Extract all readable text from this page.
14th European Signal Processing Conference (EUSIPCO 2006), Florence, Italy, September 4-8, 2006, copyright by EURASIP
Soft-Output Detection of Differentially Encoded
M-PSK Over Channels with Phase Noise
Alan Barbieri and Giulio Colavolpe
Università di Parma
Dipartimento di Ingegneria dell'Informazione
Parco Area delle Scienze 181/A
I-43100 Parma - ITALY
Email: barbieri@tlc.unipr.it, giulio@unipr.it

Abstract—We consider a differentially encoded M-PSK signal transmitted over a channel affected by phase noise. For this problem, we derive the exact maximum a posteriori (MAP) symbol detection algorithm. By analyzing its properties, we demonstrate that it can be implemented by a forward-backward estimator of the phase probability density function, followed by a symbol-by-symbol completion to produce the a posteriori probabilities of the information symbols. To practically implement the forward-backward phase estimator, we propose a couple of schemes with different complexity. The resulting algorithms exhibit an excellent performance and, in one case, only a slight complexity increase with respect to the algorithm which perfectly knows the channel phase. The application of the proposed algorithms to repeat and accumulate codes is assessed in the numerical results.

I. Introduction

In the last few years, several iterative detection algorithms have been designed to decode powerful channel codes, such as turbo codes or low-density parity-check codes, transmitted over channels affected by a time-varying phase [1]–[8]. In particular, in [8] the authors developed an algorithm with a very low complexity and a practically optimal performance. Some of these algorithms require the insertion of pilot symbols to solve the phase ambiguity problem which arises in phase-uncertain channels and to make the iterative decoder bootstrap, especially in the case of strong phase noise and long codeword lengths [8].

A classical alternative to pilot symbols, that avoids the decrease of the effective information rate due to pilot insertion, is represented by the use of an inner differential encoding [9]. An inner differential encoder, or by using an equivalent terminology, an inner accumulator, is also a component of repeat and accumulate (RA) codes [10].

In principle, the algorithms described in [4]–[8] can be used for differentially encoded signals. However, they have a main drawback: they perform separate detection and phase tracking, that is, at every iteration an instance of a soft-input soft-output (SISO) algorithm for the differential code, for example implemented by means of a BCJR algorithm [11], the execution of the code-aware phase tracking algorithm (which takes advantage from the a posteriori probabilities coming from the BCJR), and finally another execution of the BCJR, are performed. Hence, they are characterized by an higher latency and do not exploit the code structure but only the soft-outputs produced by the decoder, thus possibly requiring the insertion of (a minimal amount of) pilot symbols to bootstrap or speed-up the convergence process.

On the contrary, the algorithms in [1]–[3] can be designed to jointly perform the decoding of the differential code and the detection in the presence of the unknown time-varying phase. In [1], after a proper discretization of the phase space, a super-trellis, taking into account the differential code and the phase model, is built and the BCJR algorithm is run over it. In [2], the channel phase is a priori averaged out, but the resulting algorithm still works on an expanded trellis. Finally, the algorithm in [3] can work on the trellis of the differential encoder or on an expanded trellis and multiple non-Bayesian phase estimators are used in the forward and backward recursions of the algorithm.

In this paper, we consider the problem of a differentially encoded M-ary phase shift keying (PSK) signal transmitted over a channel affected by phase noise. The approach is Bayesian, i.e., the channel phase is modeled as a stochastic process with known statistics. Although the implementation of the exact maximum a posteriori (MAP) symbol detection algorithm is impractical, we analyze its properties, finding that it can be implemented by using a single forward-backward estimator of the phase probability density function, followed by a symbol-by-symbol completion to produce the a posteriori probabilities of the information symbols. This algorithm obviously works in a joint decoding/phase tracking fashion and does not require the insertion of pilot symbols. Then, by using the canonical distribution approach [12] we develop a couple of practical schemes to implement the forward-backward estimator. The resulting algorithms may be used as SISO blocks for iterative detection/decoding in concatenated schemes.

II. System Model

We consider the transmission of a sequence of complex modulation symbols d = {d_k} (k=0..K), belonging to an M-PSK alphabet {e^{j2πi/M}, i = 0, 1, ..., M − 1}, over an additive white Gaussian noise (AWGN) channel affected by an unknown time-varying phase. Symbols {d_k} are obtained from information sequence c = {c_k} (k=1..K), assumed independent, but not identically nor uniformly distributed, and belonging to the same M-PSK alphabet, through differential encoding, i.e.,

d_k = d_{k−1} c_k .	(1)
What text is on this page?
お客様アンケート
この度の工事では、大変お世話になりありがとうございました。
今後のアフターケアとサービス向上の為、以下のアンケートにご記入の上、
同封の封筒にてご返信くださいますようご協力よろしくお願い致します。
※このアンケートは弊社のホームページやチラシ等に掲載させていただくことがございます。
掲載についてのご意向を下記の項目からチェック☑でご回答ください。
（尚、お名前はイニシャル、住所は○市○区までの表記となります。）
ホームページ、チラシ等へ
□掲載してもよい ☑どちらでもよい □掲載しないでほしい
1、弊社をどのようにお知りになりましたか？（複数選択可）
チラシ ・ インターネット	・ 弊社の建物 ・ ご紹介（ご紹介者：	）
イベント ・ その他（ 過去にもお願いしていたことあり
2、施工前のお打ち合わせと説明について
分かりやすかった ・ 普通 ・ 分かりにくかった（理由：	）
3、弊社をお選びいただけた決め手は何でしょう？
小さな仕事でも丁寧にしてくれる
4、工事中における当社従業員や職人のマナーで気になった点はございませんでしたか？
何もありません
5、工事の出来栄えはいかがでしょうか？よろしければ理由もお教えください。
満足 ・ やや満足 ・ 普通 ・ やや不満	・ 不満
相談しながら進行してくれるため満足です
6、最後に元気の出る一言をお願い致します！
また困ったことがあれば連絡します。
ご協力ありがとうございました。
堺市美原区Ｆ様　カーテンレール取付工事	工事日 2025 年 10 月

....

Write out all the entries exactly.

Output of the task ->
Extract all readable text from this page.
14th European Signal Processing Conference (EUSIPCO 2006), Florence, Italy, September 4-8, 2006, copyright by EURASIP
Soft-Output Detection of Differentially Encoded
M-PSK Over Channels with Phase Noise
Alan Barbieri and Giulio Colavolpe
Università di Parma
Dipartimento di Ingegneria dell'Informazione
Parco Area delle Scienze 181/A
I-43100 Parma - ITALY
Email: barbieri@tlc.unipr.it, giulio@unipr.it

Abstract—We consider a differentially encoded M-PSK signal transmitted over a channel affected by phase noise. For this problem, we derive the exact maximum a posteriori (MAP) symbol detection algorithm. By analyzing its properties, we demonstrate that it can be implemented by a forward-backward estimator of the phase probability density function, followed by a symbol-by-symbol completion to produce the a posteriori probabilities of the information symbols. To practically implement the forward-backward phase estimator, we propose a couple of schemes with different complexity. The resulting algorithms exhibit an excellent performance and, in one case, only a slight complexity increase with respect to the algorithm which perfectly knows the channel phase. The application of the proposed algorithms to repeat and accumulate codes is assessed in the numerical results.

I. Introduction

In the last few years, several iterative detection algorithms have been designed to decode powerful channel codes, such as turbo codes or low-density parity-check codes, transmitted over channels affected by a time-varying phase [1]–[8]. In particular, in [8] the authors developed an algorithm with a very low complexity and a practically optimal performance. Some of these algorithms require the insertion of pilot symbols to solve the phase ambiguity problem which arises in phase-uncertain channels and to make the iterative decoder bootstrap, especially in the case of strong phase noise and long codeword lengths [8].

A classical alternative to pilot symbols, that avoids the decrease of the effective information rate due to pilot insertion, is represented by the use of an inner differential encoding [9]. An inner differential encoder, or by using an equivalent terminology, an inner accumulator, is also a component of repeat and accumulate (RA) codes [10].

In principle, the algorithms described in [4]–[8] can be used for differentially encoded signals. However, they have a main drawback: they perform separate detection and phase tracking, that is, at every iteration an instance of a soft-input soft-output (SISO) algorithm for the differential code, for example implemented by means of a BCJR algorithm [11], the execution of the code-aware phase tracking algorithm (which takes advantage from the a posteriori probabilities coming from the BCJR), and finally another execution of the BCJR, are performed. Hence, they are characterized by an higher latency and do not exploit the code structure but only the soft-outputs produced by the decoder, thus possibly requiring the insertion of (a minimal amount of) pilot symbols to bootstrap or speed-up the convergence process.

On the contrary, the algorithms in [1]–[3] can be designed to jointly perform the decoding of the differential code and the detection in the presence of the unknown time-varying phase. In [1], after a proper discretization of the phase space, a super-trellis, taking into account the differential code and the phase model, is built and the BCJR algorithm is run over it. In [2], the channel phase is a priori averaged out, but the resulting algorithm still works on an expanded trellis. Finally, the algorithm in [3] can work on the trellis of the differential encoder or on an expanded trellis and multiple non-Bayesian phase estimators are used in the forward and backward recursions of the algorithm.

In this paper, we consider the problem of a differentially encoded M-ary phase shift keying (PSK) signal transmitted over a channel affected by phase noise. The approach is Bayesian, i.e., the channel phase is modeled as a stochastic process with known statistics. Although the implementation of the exact maximum a posteriori (MAP) symbol detection algorithm is impractical, we analyze its properties, finding that it can be implemented by using a single forward-backward estimator of the phase probability density function, followed by a symbol-by-symbol completion to produce the a posteriori probabilities of the information symbols. This algorithm obviously works in a joint decoding/phase tracking fashion and does not require the insertion of pilot symbols. Then, by using the canonical distribution approach [12] we develop a couple of practical schemes to implement the forward-backward estimator. The resulting algorithms may be used as SISO blocks for iterative detection/decoding in concatenated schemes.

II. System Model

We consider the transmission of a sequence of complex modulation symbols d = {d_k} (k=0..K), belonging to an M-PSK alphabet {e^{j2πi/M}, i = 0, 1, ..., M − 1}, over an additive white Gaussian noise (AWGN) channel affected by an unknown time-varying phase. Symbols {d_k} are obtained from information sequence c = {c_k} (k=1..K), assumed independent, but not identically nor uniformly distributed, and belonging to the same M-PSK alphabet, through differential encoding, i.e.,

d_k = d_{k−1} c_k .	(1)
What text is on this page?
お客様アンケート
この度の工事では、大変お世話になりありがとうございました。
今後のアフターケアとサービス向上の為、以下のアンケートにご記入の上、
同封の封筒にてご返信くださいますようご協力よろしくお願い致します。
※このアンケートは弊社のホームページやチラシ等に掲載させていただくことがございます。
掲載についてのご意向を下記の項目からチェック☑でご回答ください。
（尚、お名前はイニシャル、住所は○市○区までの表記となります。）
ホームページ、チラシ等へ
□掲載してもよい ☑どちらでもよい □掲載しないでほしい
1、弊社をどのようにお知りになりましたか？（複数選択可）
チラシ ・ インターネット	・ 弊社の建物 ・ ご紹介（ご紹介者：	）
イベント ・ その他（ 過去にもお願いしていたことあり
2、施工前のお打ち合わせと説明について
分かりやすかった ・ 普通 ・ 分かりにくかった（理由：	）
3、弊社をお選びいただけた決め手は何でしょう？
小さな仕事でも丁寧にしてくれる
4、工事中における当社従業員や職人のマナーで気になった点はございませんでしたか？
何もありません
5、工事の出来栄えはいかがでしょうか？よろしければ理由もお教えください。
満足 ・ やや満足 ・ 普通 ・ やや不満	・ 不満
相談しながら進行してくれるため満足です
6、最後に元気の出る一言をお願い致します！
また困ったことがあれば連絡します。
ご協力ありがとうございました。
堺市美原区Ｆ様　カーテンレール取付工事	工事日 2025 年 10 月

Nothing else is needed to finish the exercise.